* **Data supplied**:
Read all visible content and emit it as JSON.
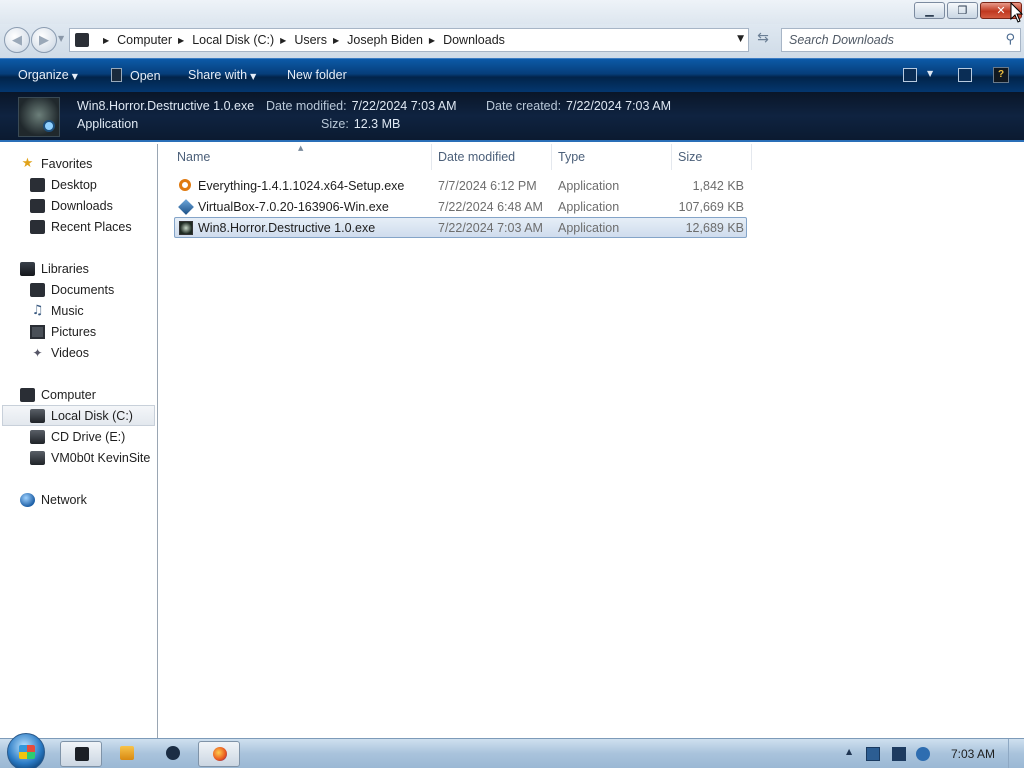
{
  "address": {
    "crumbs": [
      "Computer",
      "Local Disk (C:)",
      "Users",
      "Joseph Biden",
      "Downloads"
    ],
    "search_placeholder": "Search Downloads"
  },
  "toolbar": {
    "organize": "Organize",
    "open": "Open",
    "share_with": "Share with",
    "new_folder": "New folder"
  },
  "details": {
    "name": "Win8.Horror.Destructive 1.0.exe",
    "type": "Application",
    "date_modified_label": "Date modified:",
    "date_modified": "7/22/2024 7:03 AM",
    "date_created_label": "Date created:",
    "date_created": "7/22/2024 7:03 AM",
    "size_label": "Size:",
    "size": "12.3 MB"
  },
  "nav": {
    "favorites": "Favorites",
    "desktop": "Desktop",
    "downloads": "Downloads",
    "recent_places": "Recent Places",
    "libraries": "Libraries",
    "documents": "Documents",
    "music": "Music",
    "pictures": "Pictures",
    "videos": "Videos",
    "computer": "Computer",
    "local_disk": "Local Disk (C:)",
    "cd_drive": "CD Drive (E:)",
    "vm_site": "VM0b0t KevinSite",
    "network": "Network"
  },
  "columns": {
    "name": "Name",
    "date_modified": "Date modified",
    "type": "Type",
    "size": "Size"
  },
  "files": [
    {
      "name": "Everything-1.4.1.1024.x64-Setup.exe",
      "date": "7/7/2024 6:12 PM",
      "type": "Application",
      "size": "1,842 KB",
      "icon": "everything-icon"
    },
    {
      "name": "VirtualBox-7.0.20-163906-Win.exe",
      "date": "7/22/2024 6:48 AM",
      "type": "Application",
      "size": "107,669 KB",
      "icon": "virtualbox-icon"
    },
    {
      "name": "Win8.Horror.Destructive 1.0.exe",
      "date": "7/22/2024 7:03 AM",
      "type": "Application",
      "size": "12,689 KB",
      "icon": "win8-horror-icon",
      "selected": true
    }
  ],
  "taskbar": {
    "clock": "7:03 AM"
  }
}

* * *

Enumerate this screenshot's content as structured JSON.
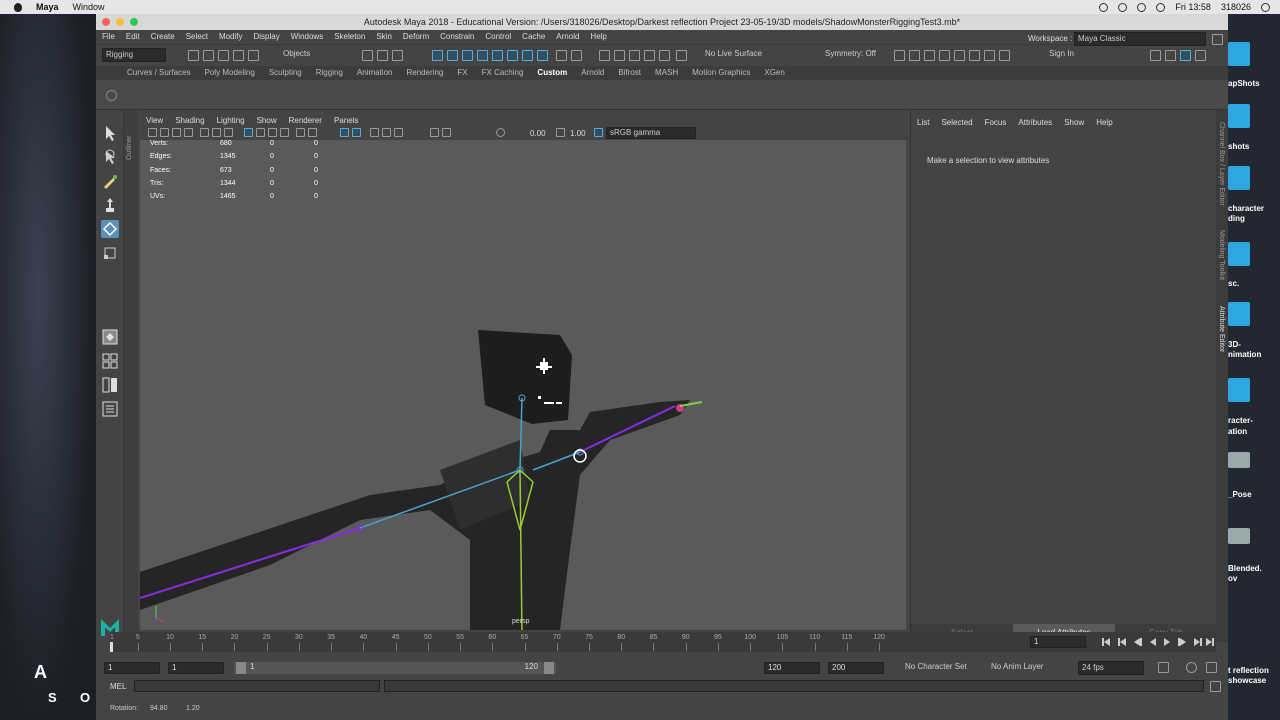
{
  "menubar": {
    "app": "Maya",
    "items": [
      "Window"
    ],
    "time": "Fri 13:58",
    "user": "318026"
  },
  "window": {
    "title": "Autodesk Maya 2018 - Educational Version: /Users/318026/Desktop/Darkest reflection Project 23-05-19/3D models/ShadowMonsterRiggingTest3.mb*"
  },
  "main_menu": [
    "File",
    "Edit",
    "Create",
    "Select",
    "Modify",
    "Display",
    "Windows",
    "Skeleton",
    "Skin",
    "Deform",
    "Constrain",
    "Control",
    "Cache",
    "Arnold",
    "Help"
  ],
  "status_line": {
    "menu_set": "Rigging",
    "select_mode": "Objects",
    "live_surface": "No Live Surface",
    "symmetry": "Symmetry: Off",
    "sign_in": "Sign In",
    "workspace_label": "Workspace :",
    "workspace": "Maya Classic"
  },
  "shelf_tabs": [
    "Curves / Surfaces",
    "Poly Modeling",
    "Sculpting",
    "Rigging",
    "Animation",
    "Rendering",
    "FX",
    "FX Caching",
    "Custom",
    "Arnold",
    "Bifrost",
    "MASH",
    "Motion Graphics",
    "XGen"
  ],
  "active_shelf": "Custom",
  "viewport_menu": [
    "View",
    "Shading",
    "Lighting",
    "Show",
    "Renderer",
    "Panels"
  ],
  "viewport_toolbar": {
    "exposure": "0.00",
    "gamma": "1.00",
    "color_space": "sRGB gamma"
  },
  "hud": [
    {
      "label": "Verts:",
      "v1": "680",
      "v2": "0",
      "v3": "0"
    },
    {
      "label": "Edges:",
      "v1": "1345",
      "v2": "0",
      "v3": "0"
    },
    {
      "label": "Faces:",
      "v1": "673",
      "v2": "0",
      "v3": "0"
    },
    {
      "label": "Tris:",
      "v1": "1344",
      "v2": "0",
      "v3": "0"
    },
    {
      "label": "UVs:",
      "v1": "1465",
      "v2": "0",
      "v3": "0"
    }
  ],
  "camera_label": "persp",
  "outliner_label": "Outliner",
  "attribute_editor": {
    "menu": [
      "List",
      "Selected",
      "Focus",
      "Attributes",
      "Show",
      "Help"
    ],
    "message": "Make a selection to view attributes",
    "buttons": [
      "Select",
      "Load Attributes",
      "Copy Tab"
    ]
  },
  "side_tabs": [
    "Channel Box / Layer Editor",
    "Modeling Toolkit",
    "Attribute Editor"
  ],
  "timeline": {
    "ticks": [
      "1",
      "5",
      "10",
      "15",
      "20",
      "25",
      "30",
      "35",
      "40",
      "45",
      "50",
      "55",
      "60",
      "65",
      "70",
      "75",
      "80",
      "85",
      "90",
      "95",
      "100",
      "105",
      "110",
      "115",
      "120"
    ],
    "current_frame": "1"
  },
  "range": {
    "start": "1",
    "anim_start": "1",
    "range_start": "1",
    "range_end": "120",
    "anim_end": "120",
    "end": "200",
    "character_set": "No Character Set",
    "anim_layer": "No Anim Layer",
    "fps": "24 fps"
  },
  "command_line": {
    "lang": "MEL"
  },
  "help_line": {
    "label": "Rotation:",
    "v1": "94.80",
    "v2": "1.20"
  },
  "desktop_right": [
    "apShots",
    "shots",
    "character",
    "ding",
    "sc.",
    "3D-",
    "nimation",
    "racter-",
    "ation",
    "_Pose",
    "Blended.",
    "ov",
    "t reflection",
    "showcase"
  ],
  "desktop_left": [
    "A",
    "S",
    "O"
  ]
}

* **What needs to be done**: Return every line above in which the string "Downloads" occurs.

* **Response to this task**:
      "Downloads"
    "search_placeholder": "Search Downloads"
    "downloads": "Downloads",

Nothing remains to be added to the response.